Selected extract:
------------------------------------------------

- Power type: Steam
- Designer: Joseph Armstrong
- Builder: GWR Swindon Works
- Order number: Lot 36
- Serial number: 503–522
- Configuration:: ​
- • Whyte: 0-6-0
- • UIC: C
- Gauge: 4 ft 8+1⁄2 in (1,435 mm) standard gauge
- Driver dia.: 4 ft 6 in (1,372 mm)
- Operators: Great Western Railway
- Class: 927 Class
- Numbers: 927–946

= GWR 927 Class =

Class of British steam locomotives

The 927 Class or Coal Goods was series of 20 0-6-0 freight steam locomotives designed by Joseph Armstrong for the Great Western Railway, and built at Swindon Works in 1874. They were numbered in the series 927–946.

==Design==
The 927s were essentially a variant of Armstrong's own Standard Goods (388) Class, with 4 ft 6 in driving wheels rather than 5 ft 0 in ones.

------------------------------------------------

Dataset extract:
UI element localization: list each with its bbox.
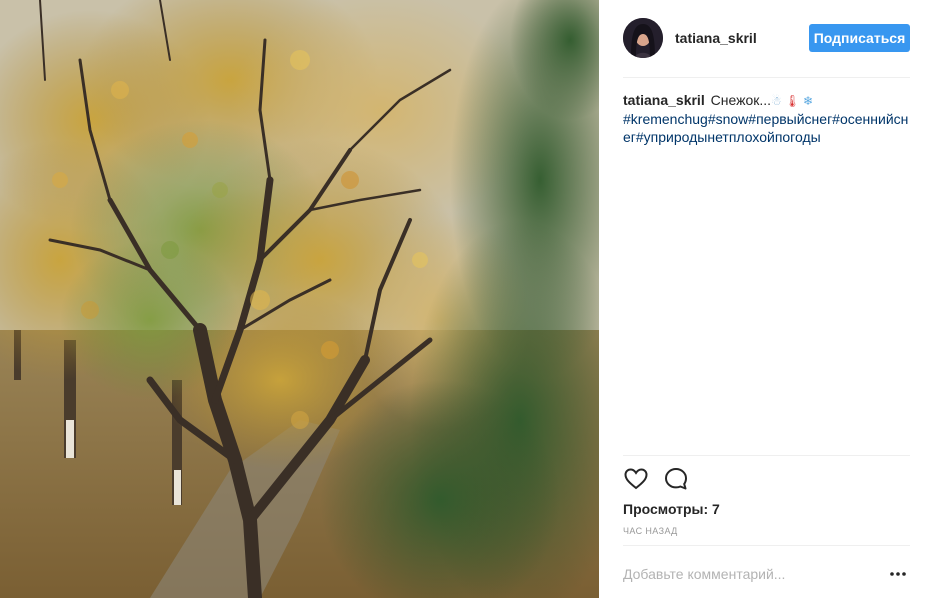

------------------------------------------------

What to do:
**A)** Reproduce the 927 Class article word for word from "Class of British" to "the series 927–946.".
**B)** Using the 927 Class article, decide whether each statement agrees with it: (i) the locomotives were built at Swindon Works in 1874; (ii) the class comprised 30 locomotives; (iii) the 927s had 5 ft 0 in driving wheels. For each one, answer yes or no and quote the deciding words.

Solutions:
**A)**
Class of British steam locomotives

The 927 Class or Coal Goods was series of 20 0-6-0 freight steam locomotives designed by Joseph Armstrong for the Great Western Railway, and built at Swindon Works in 1874. They were numbered in the series 927–946.

**B)**
(i) Yes: "built at Swindon Works in 1874"
(ii) No: "series of 20 0-6-0 freight steam locomotives"
(iii) No: "with 4 ft 6 in driving wheels rather than 5 ft 0 in ones"